#### Brief
Quote the whole listing exactly. Leave the pictures out of your copy.

#### Provided records
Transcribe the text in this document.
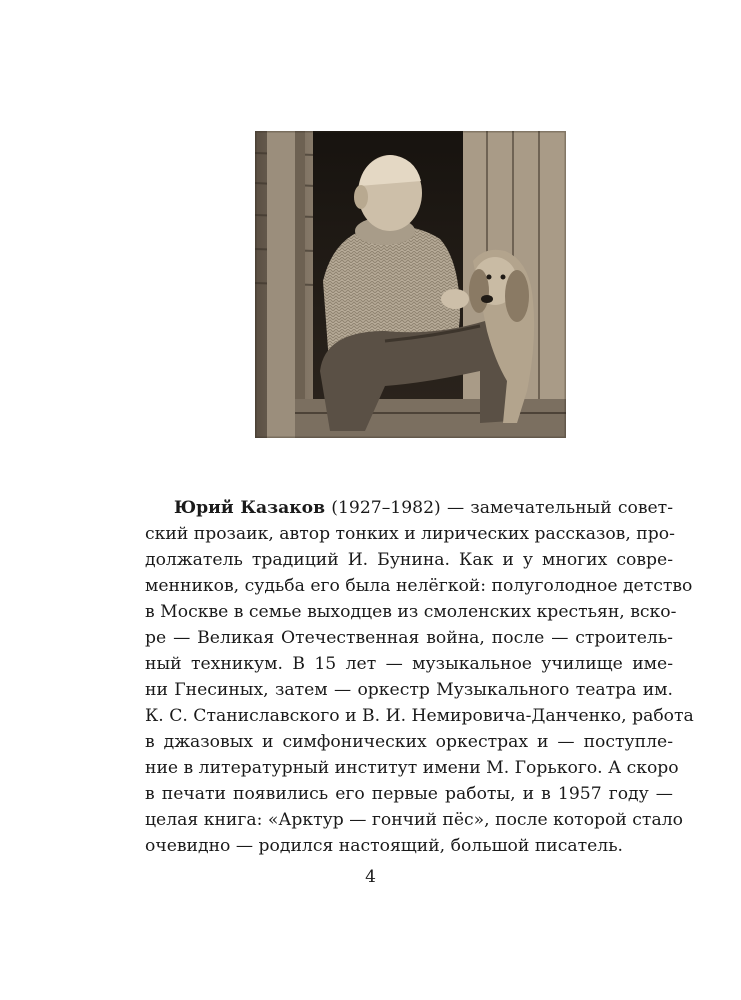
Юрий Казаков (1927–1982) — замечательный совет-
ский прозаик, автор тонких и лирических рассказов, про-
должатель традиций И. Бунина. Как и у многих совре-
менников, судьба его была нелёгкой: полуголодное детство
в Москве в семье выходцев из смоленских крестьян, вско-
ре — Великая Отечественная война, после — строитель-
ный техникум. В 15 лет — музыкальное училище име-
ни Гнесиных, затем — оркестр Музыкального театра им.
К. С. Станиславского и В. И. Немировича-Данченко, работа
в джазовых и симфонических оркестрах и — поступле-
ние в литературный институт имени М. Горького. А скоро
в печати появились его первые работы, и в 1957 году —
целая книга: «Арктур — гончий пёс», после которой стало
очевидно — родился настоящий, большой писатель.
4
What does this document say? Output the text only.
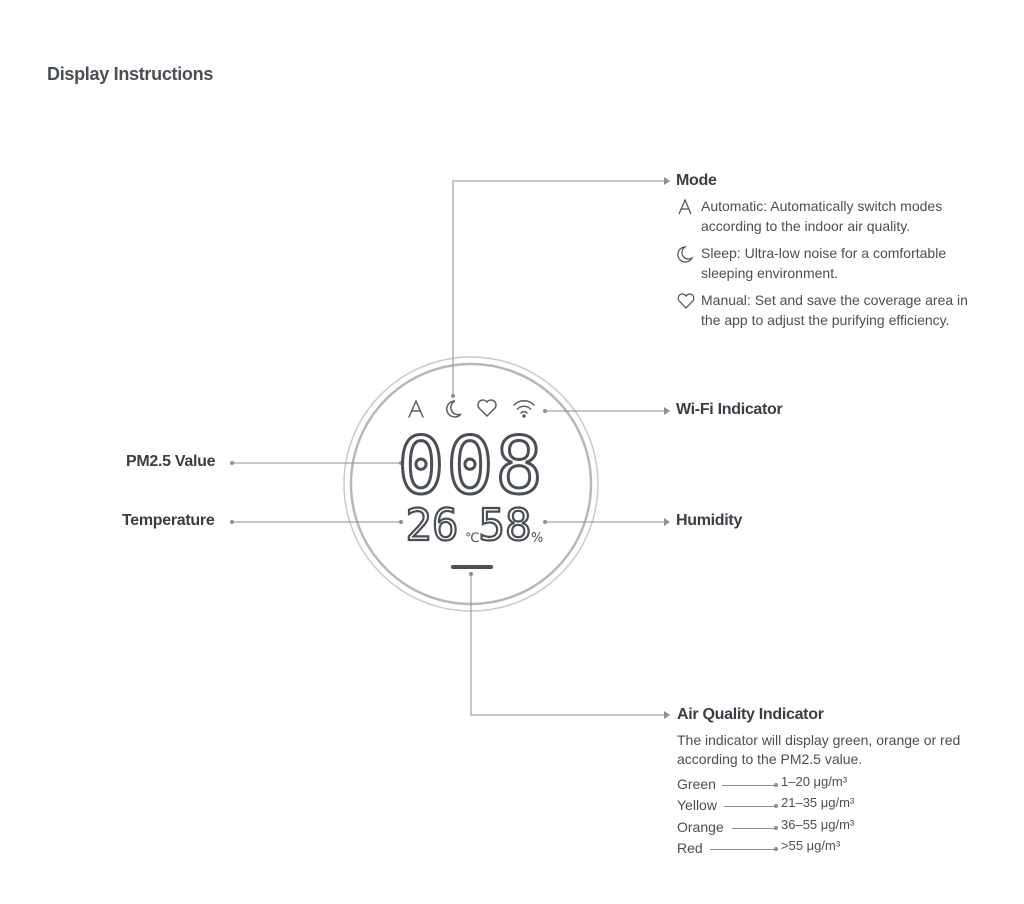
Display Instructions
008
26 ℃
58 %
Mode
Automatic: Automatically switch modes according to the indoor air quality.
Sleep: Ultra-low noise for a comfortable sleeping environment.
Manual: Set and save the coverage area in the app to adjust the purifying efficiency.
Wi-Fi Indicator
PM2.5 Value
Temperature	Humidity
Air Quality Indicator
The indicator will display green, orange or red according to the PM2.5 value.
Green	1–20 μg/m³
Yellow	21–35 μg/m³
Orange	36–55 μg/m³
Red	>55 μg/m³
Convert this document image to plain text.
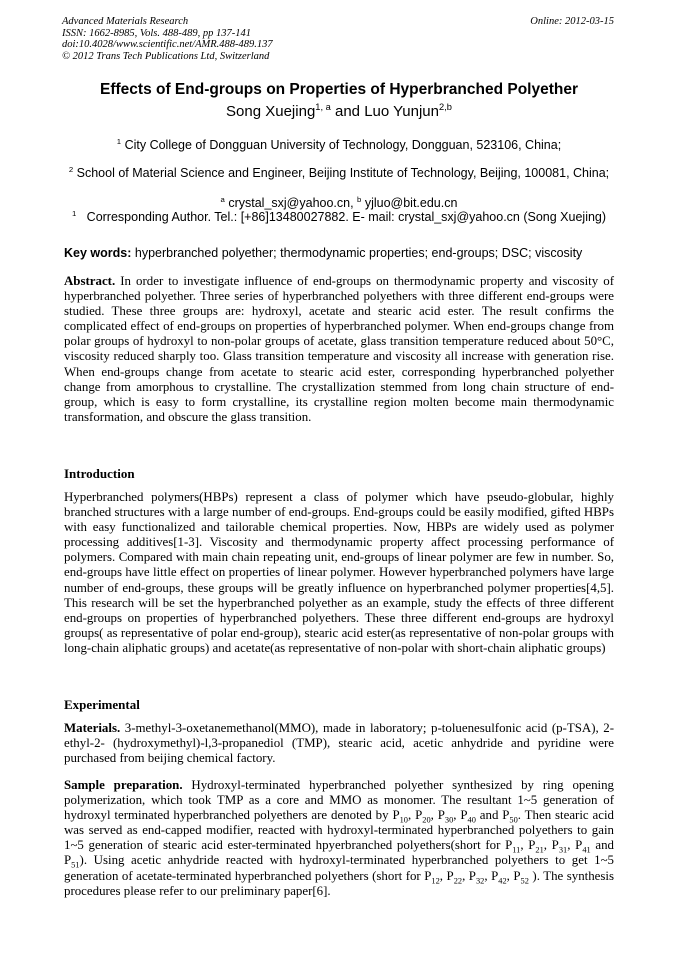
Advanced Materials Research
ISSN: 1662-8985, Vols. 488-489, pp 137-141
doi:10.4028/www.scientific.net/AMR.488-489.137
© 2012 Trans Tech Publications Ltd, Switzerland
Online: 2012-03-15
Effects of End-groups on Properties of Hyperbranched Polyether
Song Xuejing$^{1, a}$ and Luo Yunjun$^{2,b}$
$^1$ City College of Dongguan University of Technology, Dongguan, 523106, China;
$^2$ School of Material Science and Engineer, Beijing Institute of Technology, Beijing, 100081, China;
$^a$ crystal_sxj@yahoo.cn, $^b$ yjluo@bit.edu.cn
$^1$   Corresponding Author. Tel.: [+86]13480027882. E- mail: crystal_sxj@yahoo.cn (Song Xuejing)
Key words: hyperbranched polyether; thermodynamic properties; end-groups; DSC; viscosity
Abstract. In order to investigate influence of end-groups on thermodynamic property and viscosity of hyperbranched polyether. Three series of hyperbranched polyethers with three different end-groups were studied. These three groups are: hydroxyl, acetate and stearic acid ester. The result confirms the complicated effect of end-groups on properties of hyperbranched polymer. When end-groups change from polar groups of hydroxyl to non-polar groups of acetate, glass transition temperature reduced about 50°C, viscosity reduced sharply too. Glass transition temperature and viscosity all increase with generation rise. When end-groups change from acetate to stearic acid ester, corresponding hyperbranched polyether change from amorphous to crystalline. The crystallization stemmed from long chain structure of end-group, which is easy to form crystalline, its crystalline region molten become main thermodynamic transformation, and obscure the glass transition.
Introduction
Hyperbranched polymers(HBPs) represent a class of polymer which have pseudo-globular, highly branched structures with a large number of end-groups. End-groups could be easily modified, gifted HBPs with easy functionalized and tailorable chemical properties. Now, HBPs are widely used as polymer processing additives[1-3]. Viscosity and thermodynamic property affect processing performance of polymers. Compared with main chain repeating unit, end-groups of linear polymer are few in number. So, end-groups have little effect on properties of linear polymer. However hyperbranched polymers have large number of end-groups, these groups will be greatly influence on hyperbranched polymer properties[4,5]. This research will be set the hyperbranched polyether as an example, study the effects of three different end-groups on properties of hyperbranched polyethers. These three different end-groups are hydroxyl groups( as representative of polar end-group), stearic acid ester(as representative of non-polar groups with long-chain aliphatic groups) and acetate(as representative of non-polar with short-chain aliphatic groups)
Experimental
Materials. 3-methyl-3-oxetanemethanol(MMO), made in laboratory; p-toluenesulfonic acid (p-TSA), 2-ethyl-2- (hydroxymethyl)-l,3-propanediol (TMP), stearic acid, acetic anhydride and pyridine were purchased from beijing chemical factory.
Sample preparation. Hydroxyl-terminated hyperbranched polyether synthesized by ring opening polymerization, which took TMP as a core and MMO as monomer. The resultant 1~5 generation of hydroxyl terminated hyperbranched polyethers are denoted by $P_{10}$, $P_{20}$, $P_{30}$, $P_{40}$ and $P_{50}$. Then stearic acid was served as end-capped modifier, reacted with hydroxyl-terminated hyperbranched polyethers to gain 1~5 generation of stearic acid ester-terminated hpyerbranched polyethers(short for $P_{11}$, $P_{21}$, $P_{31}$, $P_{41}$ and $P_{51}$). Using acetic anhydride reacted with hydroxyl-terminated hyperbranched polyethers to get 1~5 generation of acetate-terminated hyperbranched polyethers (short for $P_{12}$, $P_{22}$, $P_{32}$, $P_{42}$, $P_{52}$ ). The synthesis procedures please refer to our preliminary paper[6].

#### Correct response
Transcribe the text in this document.
Юрий Казаков (1927–1982) — замечательный совет-
ский прозаик, автор тонких и лирических рассказов, про-
должатель традиций И. Бунина. Как и у многих совре-
менников, судьба его была нелёгкой: полуголодное детство
в Москве в семье выходцев из смоленских крестьян, вско-
ре — Великая Отечественная война, после — строитель-
ный техникум. В 15 лет — музыкальное училище име-
ни Гнесиных, затем — оркестр Музыкального театра им.
К. С. Станиславского и В. И. Немировича-Данченко, работа
в джазовых и симфонических оркестрах и — поступле-
ние в литературный институт имени М. Горького. А скоро
в печати появились его первые работы, и в 1957 году —
целая книга: «Арктур — гончий пёс», после которой стало
очевидно — родился настоящий, большой писатель.
4
What does this document say? Output the text only.
Display Instructions
008
26 ℃
58 %
Mode
Automatic: Automatically switch modes according to the indoor air quality.
Sleep: Ultra-low noise for a comfortable sleeping environment.
Manual: Set and save the coverage area in the app to adjust the purifying efficiency.
Wi-Fi Indicator
PM2.5 Value
Temperature	Humidity
Air Quality Indicator
The indicator will display green, orange or red according to the PM2.5 value.
Green	1–20 μg/m³
Yellow	21–35 μg/m³
Orange	36–55 μg/m³
Red	>55 μg/m³
Convert this document image to plain text.
Advanced Materials Research
ISSN: 1662-8985, Vols. 488-489, pp 137-141
doi:10.4028/www.scientific.net/AMR.488-489.137
© 2012 Trans Tech Publications Ltd, Switzerland
Online: 2012-03-15
Effects of End-groups on Properties of Hyperbranched Polyether
Song Xuejing$^{1, a}$ and Luo Yunjun$^{2,b}$
$^1$ City College of Dongguan University of Technology, Dongguan, 523106, China;
$^2$ School of Material Science and Engineer, Beijing Institute of Technology, Beijing, 100081, China;
$^a$ crystal_sxj@yahoo.cn, $^b$ yjluo@bit.edu.cn
$^1$   Corresponding Author. Tel.: [+86]13480027882. E- mail: crystal_sxj@yahoo.cn (Song Xuejing)
Key words: hyperbranched polyether; thermodynamic properties; end-groups; DSC; viscosity
Abstract. In order to investigate influence of end-groups on thermodynamic property and viscosity of hyperbranched polyether. Three series of hyperbranched polyethers with three different end-groups were studied. These three groups are: hydroxyl, acetate and stearic acid ester. The result confirms the complicated effect of end-groups on properties of hyperbranched polymer. When end-groups change from polar groups of hydroxyl to non-polar groups of acetate, glass transition temperature reduced about 50°C, viscosity reduced sharply too. Glass transition temperature and viscosity all increase with generation rise. When end-groups change from acetate to stearic acid ester, corresponding hyperbranched polyether change from amorphous to crystalline. The crystallization stemmed from long chain structure of end-group, which is easy to form crystalline, its crystalline region molten become main thermodynamic transformation, and obscure the glass transition.
Introduction
Hyperbranched polymers(HBPs) represent a class of polymer which have pseudo-globular, highly branched structures with a large number of end-groups. End-groups could be easily modified, gifted HBPs with easy functionalized and tailorable chemical properties. Now, HBPs are widely used as polymer processing additives[1-3]. Viscosity and thermodynamic property affect processing performance of polymers. Compared with main chain repeating unit, end-groups of linear polymer are few in number. So, end-groups have little effect on properties of linear polymer. However hyperbranched polymers have large number of end-groups, these groups will be greatly influence on hyperbranched polymer properties[4,5]. This research will be set the hyperbranched polyether as an example, study the effects of three different end-groups on properties of hyperbranched polyethers. These three different end-groups are hydroxyl groups( as representative of polar end-group), stearic acid ester(as representative of non-polar groups with long-chain aliphatic groups) and acetate(as representative of non-polar with short-chain aliphatic groups)
Experimental
Materials. 3-methyl-3-oxetanemethanol(MMO), made in laboratory; p-toluenesulfonic acid (p-TSA), 2-ethyl-2- (hydroxymethyl)-l,3-propanediol (TMP), stearic acid, acetic anhydride and pyridine were purchased from beijing chemical factory.
Sample preparation. Hydroxyl-terminated hyperbranched polyether synthesized by ring opening polymerization, which took TMP as a core and MMO as monomer. The resultant 1~5 generation of hydroxyl terminated hyperbranched polyethers are denoted by $P_{10}$, $P_{20}$, $P_{30}$, $P_{40}$ and $P_{50}$. Then stearic acid was served as end-capped modifier, reacted with hydroxyl-terminated hyperbranched polyethers to gain 1~5 generation of stearic acid ester-terminated hpyerbranched polyethers(short for $P_{11}$, $P_{21}$, $P_{31}$, $P_{41}$ and $P_{51}$). Using acetic anhydride reacted with hydroxyl-terminated hyperbranched polyethers to get 1~5 generation of acetate-terminated hyperbranched polyethers (short for $P_{12}$, $P_{22}$, $P_{32}$, $P_{42}$, $P_{52}$ ). The synthesis procedures please refer to our preliminary paper[6].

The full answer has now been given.